_TASK DETAILS_:
Provide the number of lines containing the word "tell", and nothing else.

## START ITEMS

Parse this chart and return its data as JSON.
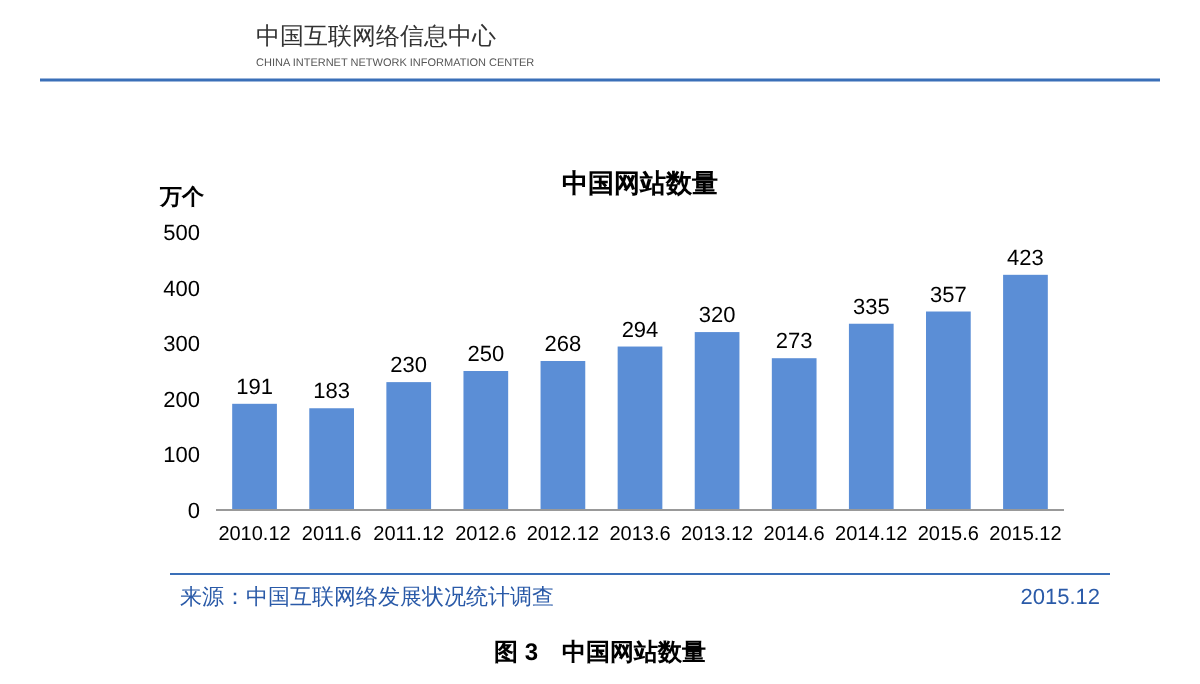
{
  "chart_data": {
    "type": "bar",
    "title": "中国网站数量",
    "ylabel": "万个",
    "categories": [
      "2010.12",
      "2011.6",
      "2011.12",
      "2012.6",
      "2012.12",
      "2013.6",
      "2013.12",
      "2014.6",
      "2014.12",
      "2015.6",
      "2015.12"
    ],
    "values": [
      191,
      183,
      230,
      250,
      268,
      294,
      320,
      273,
      335,
      357,
      423
    ],
    "color": "#5b8ed6",
    "ylim": [
      0,
      500
    ],
    "yticks": [
      0,
      100,
      200,
      300,
      400,
      500
    ],
    "data_labels": true,
    "annotations": [
      "中国互联网络信息中心",
      "CHINA INTERNET NETWORK INFORMATION CENTER",
      "来源：中国互联网络发展状况统计调查",
      "2015.12",
      "图 3　中国网站数量"
    ]
  }
}
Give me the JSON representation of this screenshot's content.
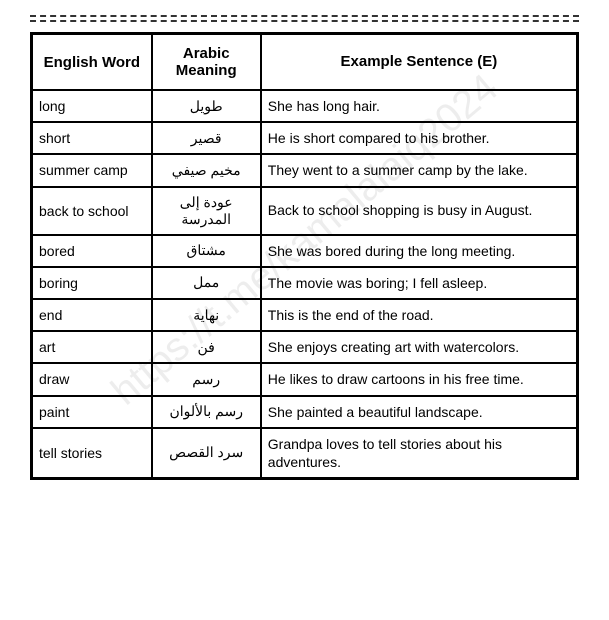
{
  "watermark": "https://t.me/kamalalaiq2024",
  "table": {
    "headers": {
      "english": "English Word",
      "arabic": "Arabic Meaning",
      "example": "Example Sentence (E)"
    },
    "rows": [
      {
        "english": "long",
        "arabic": "طويل",
        "example": "She has long hair."
      },
      {
        "english": "short",
        "arabic": "قصير",
        "example": "He is short compared to his brother."
      },
      {
        "english": "summer camp",
        "arabic": "مخيم صيفي",
        "example": "They went to a summer camp by the lake."
      },
      {
        "english": "back to school",
        "arabic": "عودة إلى المدرسة",
        "example": "Back to school shopping is busy in August."
      },
      {
        "english": "bored",
        "arabic": "مشتاق",
        "example": "She was bored during the long meeting."
      },
      {
        "english": "boring",
        "arabic": "ممل",
        "example": "The movie was boring; I fell asleep."
      },
      {
        "english": "end",
        "arabic": "نهاية",
        "example": "This is the end of the road."
      },
      {
        "english": "art",
        "arabic": "فن",
        "example": "She enjoys creating art with watercolors."
      },
      {
        "english": "draw",
        "arabic": "رسم",
        "example": "He likes to draw cartoons in his free time."
      },
      {
        "english": "paint",
        "arabic": "رسم بالألوان",
        "example": "She painted a beautiful landscape."
      },
      {
        "english": "tell stories",
        "arabic": "سرد القصص",
        "example": "Grandpa loves to tell stories about his adventures."
      }
    ]
  }
}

## END ITEMS

_ANSWER TO THIS PROBLEM_:
2